+++ DATA ROWS

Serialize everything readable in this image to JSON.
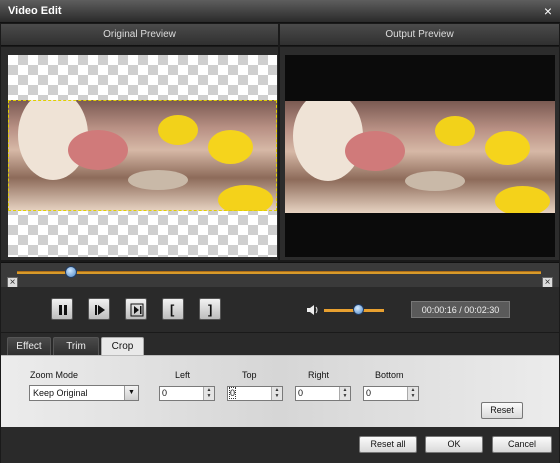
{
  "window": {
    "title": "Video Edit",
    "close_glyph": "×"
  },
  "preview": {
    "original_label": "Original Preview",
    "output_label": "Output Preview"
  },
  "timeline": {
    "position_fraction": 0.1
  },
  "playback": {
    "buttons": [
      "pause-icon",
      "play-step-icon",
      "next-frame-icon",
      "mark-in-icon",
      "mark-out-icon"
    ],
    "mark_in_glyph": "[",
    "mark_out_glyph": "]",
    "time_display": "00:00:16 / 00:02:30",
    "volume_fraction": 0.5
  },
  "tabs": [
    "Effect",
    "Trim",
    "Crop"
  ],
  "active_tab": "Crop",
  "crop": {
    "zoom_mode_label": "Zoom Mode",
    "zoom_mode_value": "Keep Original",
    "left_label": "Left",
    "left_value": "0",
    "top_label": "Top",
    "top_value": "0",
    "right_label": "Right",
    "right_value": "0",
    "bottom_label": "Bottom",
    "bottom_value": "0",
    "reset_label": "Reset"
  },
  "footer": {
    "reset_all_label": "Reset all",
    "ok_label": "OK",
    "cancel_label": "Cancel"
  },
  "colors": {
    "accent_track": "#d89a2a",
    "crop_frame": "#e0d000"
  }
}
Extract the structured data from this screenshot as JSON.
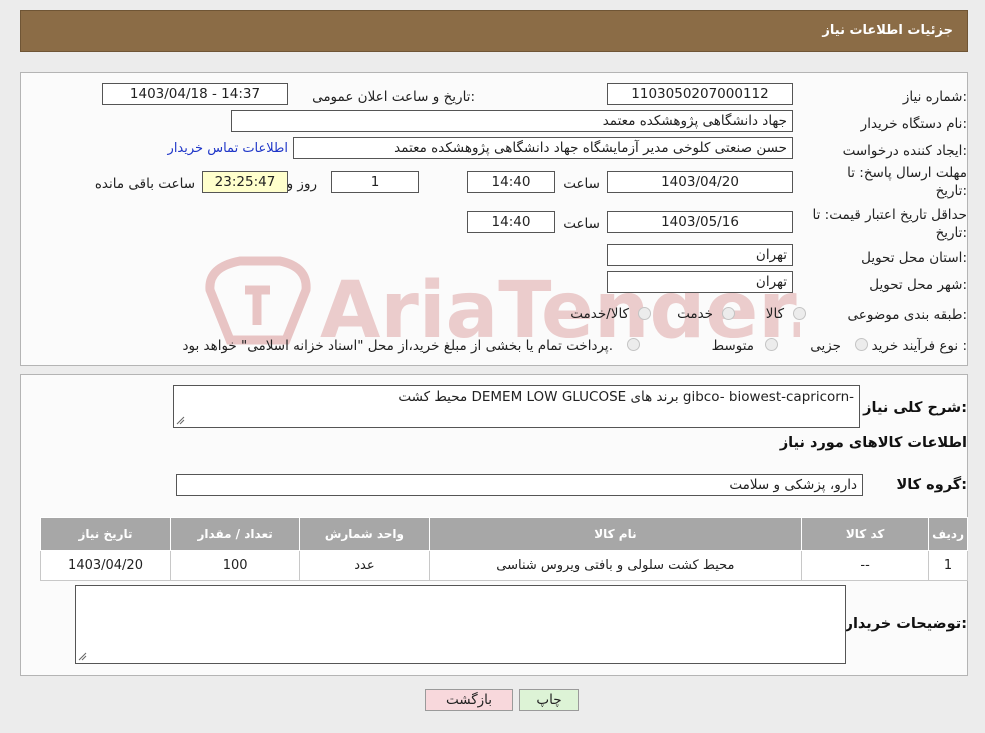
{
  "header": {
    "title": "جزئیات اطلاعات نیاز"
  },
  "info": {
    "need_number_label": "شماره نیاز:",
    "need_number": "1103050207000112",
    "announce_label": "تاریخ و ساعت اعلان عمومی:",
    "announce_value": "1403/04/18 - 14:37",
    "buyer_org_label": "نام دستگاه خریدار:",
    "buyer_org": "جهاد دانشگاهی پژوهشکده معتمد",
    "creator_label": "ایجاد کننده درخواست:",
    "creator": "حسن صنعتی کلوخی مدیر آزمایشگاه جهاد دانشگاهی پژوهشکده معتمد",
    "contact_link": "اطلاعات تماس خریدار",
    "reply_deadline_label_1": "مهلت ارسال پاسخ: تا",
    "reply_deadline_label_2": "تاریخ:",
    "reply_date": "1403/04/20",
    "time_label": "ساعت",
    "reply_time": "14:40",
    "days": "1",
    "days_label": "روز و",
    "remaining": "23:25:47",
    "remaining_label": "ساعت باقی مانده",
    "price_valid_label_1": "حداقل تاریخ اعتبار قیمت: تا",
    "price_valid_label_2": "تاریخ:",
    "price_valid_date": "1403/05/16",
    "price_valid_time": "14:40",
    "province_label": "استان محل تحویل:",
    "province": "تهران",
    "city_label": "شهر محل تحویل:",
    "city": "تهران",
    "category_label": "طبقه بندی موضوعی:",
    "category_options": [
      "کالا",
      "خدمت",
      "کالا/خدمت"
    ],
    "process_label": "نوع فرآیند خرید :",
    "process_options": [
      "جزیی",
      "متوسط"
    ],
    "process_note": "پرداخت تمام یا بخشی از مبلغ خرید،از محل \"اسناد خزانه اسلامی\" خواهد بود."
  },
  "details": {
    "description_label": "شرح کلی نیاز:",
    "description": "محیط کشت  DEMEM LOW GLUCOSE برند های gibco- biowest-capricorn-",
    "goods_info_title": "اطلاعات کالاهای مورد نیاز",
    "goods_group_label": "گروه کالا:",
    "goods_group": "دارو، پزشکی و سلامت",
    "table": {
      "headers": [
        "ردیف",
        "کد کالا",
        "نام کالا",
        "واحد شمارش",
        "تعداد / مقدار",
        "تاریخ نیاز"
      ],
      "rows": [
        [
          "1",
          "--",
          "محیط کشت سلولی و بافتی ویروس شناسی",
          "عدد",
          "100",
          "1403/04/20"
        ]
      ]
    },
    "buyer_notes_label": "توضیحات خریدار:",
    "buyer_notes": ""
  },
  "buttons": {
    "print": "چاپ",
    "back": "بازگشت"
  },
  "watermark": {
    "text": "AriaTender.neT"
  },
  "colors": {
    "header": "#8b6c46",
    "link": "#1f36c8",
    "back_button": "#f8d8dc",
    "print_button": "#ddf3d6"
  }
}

++++++
+++ DATA ROWS

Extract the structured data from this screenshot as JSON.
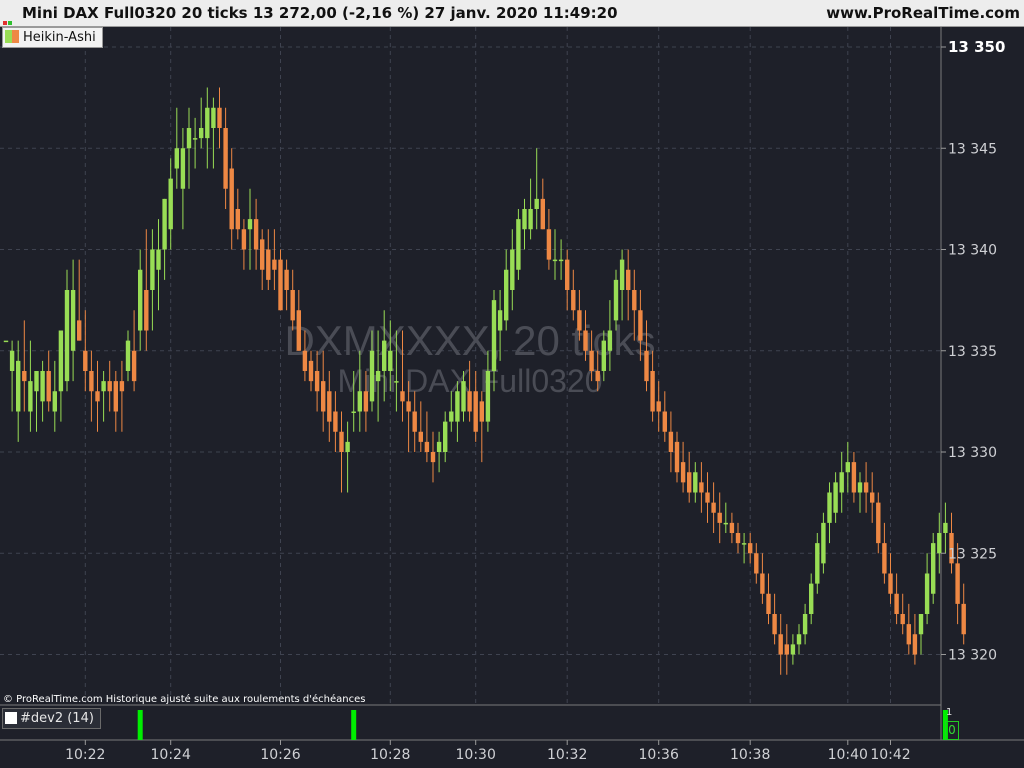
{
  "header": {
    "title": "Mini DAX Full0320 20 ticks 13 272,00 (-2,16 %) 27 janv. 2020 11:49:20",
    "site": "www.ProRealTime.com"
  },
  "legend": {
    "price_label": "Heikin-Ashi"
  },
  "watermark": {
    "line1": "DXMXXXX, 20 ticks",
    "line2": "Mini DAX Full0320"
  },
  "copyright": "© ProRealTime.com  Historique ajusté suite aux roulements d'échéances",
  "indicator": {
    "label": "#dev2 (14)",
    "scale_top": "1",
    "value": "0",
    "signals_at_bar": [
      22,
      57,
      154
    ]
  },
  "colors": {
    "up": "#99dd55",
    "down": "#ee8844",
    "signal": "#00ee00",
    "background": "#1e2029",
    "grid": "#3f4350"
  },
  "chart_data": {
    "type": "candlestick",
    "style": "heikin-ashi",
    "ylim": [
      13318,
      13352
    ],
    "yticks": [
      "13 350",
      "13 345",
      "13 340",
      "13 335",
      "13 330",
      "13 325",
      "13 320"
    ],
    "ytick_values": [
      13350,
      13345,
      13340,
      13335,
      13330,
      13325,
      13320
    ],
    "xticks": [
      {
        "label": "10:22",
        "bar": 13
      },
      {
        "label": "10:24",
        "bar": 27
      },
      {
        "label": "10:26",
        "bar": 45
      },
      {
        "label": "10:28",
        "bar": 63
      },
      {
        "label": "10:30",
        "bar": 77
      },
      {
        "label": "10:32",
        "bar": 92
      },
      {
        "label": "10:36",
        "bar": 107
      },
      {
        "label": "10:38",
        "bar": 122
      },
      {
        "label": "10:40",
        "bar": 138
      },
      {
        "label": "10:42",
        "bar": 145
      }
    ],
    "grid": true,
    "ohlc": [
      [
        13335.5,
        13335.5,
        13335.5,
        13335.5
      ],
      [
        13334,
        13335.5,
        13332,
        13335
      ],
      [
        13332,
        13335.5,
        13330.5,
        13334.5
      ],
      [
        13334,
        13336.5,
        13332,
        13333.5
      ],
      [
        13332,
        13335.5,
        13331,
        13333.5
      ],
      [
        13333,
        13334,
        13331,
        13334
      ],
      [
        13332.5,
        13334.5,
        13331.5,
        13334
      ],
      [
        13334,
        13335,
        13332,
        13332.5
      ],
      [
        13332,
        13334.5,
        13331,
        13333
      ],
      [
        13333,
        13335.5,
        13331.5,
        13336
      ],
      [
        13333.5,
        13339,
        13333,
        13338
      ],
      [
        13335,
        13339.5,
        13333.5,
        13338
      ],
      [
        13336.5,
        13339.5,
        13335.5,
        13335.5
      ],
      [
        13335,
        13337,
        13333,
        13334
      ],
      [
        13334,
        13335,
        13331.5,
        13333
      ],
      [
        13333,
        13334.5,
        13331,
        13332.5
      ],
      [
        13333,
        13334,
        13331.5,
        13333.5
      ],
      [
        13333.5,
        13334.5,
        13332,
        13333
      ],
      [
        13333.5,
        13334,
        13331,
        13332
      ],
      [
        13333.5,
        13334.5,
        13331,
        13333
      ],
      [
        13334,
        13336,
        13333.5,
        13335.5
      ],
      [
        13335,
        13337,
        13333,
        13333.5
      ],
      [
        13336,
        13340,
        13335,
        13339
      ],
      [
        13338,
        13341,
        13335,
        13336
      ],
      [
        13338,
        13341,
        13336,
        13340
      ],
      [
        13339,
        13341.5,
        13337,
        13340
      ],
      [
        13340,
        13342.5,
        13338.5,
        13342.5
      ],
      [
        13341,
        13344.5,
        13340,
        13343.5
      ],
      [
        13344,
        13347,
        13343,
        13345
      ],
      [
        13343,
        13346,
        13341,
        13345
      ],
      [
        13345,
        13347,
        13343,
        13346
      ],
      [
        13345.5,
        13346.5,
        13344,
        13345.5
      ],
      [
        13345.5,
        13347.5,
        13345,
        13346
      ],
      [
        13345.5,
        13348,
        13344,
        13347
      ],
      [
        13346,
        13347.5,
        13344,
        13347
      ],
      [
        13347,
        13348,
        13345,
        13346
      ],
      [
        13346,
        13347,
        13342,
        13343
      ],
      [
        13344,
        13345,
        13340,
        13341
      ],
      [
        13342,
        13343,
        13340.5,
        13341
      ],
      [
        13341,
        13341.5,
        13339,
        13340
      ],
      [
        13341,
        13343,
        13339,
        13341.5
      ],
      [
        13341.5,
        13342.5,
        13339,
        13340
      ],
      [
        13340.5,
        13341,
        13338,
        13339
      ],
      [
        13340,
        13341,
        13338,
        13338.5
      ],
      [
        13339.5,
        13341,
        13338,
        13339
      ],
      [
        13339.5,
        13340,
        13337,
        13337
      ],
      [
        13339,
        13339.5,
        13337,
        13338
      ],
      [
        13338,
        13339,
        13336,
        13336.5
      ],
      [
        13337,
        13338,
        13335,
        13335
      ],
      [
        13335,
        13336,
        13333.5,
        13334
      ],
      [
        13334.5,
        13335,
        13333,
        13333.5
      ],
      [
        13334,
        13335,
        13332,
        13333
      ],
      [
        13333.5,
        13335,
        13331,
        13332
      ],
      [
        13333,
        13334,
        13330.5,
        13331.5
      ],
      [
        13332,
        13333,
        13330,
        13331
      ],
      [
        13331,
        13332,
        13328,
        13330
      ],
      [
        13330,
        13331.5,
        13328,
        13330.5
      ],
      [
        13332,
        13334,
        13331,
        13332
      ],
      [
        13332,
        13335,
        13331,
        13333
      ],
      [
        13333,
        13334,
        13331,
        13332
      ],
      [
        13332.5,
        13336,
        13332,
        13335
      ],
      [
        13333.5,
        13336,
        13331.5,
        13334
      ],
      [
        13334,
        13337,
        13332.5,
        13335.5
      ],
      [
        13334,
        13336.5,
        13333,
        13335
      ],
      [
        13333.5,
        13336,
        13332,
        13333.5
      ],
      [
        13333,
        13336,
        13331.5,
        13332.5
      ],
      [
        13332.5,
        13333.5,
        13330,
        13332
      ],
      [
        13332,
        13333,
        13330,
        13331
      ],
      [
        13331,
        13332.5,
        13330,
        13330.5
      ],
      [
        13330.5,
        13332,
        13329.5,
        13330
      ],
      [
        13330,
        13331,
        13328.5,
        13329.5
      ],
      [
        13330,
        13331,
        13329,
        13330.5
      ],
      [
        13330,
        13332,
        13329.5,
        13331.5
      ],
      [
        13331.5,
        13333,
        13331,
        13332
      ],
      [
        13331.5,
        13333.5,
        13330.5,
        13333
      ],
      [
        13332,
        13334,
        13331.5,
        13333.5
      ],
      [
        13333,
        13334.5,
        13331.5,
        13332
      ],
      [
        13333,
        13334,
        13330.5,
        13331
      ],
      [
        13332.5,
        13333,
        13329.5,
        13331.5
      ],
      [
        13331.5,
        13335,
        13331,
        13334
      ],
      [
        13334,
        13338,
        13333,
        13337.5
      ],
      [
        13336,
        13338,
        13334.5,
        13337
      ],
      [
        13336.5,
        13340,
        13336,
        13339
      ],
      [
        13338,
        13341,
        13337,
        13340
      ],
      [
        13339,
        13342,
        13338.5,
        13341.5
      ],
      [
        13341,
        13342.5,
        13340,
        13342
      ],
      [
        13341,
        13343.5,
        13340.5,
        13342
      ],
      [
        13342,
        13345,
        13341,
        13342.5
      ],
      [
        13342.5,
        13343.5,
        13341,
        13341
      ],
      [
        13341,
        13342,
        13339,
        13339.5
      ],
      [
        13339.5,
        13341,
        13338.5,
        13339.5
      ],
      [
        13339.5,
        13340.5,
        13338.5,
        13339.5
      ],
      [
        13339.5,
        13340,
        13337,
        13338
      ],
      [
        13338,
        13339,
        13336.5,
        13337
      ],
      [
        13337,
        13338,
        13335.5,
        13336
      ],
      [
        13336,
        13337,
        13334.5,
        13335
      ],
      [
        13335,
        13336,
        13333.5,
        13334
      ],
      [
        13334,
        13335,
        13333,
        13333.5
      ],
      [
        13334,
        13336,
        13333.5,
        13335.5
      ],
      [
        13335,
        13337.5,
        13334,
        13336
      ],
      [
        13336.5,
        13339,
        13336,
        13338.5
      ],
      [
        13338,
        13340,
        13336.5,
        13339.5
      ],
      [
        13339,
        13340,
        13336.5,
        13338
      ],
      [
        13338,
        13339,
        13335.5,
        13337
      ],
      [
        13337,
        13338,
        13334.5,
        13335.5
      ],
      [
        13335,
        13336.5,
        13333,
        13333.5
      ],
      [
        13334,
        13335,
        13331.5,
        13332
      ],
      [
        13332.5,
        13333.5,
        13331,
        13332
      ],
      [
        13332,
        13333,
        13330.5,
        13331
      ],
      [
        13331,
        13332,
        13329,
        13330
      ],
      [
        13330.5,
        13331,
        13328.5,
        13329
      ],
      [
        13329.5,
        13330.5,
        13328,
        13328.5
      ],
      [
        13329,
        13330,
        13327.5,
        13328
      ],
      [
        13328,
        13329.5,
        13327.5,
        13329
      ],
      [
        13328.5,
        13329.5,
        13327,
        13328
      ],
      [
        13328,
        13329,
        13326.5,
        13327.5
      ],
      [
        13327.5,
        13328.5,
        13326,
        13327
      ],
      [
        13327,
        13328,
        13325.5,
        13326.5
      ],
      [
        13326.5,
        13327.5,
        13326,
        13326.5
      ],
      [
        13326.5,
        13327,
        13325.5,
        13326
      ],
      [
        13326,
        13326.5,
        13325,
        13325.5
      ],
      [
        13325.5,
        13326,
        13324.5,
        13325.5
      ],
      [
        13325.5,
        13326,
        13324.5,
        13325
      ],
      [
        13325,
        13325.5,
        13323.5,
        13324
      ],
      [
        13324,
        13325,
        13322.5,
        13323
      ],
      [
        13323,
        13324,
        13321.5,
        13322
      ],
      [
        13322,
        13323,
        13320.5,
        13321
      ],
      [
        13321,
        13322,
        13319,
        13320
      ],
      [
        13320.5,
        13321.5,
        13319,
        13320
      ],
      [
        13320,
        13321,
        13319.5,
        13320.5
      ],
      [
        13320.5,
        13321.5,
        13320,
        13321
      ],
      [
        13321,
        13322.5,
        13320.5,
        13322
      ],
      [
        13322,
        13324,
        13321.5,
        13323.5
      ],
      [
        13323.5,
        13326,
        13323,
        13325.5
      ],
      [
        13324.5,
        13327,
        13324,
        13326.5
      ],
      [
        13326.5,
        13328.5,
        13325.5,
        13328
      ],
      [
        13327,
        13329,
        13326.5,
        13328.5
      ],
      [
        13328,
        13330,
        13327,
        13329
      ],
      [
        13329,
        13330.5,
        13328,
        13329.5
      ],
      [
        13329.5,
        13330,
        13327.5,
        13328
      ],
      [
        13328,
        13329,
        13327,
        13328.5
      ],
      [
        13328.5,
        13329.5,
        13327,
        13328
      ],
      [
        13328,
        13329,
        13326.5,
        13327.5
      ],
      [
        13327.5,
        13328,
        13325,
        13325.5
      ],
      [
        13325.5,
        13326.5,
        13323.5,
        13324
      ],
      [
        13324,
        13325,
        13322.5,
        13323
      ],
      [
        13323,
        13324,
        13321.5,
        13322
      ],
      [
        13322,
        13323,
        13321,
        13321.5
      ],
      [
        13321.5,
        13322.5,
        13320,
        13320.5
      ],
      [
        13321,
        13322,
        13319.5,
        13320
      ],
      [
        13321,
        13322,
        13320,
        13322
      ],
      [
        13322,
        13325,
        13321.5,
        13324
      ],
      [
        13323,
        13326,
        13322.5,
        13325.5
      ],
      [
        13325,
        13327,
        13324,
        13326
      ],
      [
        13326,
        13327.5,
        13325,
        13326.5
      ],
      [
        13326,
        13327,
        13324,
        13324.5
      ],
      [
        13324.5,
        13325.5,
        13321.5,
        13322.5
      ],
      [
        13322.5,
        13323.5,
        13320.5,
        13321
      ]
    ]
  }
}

++++++

• _BRIEF_
From the records above, work out how many lines contain the string "دانشگاهی". Give only the number.

• _TASK RESULT_
2